* Start GIVEN DATA *

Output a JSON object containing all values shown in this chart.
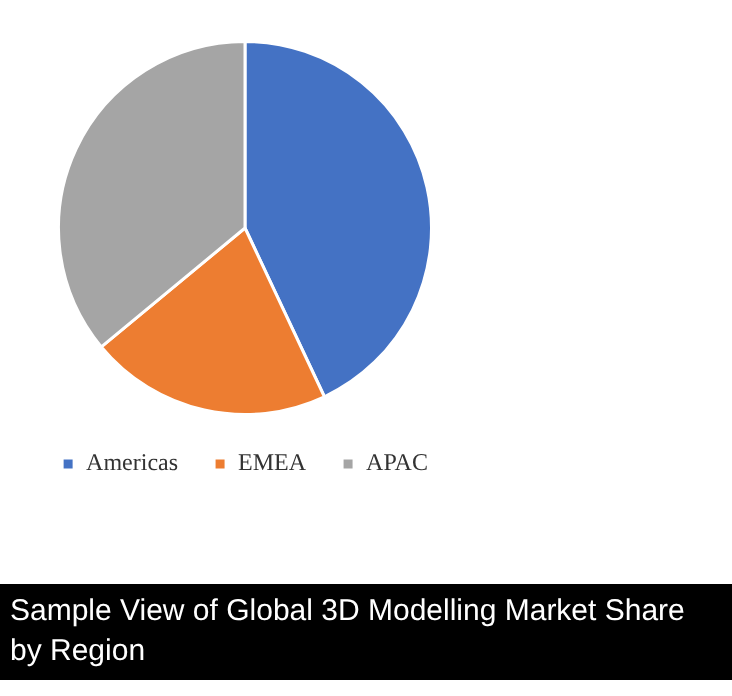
{
  "chart_data": {
    "type": "pie",
    "title": "Sample View of Global 3D Modelling Market Share by Region",
    "categories": [
      "Americas",
      "EMEA",
      "APAC"
    ],
    "values": [
      43,
      21,
      36
    ],
    "colors": [
      "#4472c4",
      "#ed7d31",
      "#a5a5a5"
    ],
    "legend": "bottom"
  }
}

* End GIVEN DATA *

● **PROBLEM**
Pictures in the records must not appear in the copy; transcribe everything else precisely.

● **WRITTEN ANSWER**
Output a JSON object containing all values shown in this chart.
{
  "chart_data": {
    "type": "pie",
    "title": "Sample View of Global 3D Modelling Market Share by Region",
    "categories": [
      "Americas",
      "EMEA",
      "APAC"
    ],
    "values": [
      43,
      21,
      36
    ],
    "colors": [
      "#4472c4",
      "#ed7d31",
      "#a5a5a5"
    ],
    "legend": "bottom"
  }
}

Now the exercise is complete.